**WHAT YOU WILL DO:**
Restate the full set of records exactly, without adding or dropping a word.

(Saved entries)
[start]

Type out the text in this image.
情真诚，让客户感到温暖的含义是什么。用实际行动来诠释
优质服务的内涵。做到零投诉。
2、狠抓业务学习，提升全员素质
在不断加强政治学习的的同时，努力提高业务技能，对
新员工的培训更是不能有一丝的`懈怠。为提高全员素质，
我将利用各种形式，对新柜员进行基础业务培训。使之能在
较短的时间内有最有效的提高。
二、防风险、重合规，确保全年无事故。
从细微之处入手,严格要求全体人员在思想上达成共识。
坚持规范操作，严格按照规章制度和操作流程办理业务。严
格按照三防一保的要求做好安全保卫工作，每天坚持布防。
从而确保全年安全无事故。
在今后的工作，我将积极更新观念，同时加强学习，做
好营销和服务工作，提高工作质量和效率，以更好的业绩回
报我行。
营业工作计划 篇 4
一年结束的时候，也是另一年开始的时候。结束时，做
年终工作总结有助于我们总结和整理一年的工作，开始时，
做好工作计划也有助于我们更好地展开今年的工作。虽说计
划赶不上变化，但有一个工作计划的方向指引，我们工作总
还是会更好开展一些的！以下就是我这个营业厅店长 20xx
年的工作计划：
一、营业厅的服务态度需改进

[end]

**RESULT FOR THIS EXERCISE:**
Type out the text in this image.
情真诚，让客户感到温暖的含义是什么。用实际行动来诠释
优质服务的内涵。做到零投诉。
2、狠抓业务学习，提升全员素质
在不断加强政治学习的的同时，努力提高业务技能，对
新员工的培训更是不能有一丝的`懈怠。为提高全员素质，
我将利用各种形式，对新柜员进行基础业务培训。使之能在
较短的时间内有最有效的提高。
二、防风险、重合规，确保全年无事故。
从细微之处入手,严格要求全体人员在思想上达成共识。
坚持规范操作，严格按照规章制度和操作流程办理业务。严
格按照三防一保的要求做好安全保卫工作，每天坚持布防。
从而确保全年安全无事故。
在今后的工作，我将积极更新观念，同时加强学习，做
好营销和服务工作，提高工作质量和效率，以更好的业绩回
报我行。
营业工作计划 篇 4
一年结束的时候，也是另一年开始的时候。结束时，做
年终工作总结有助于我们总结和整理一年的工作，开始时，
做好工作计划也有助于我们更好地展开今年的工作。虽说计
划赶不上变化，但有一个工作计划的方向指引，我们工作总
还是会更好开展一些的！以下就是我这个营业厅店长 20xx
年的工作计划：
一、营业厅的服务态度需改进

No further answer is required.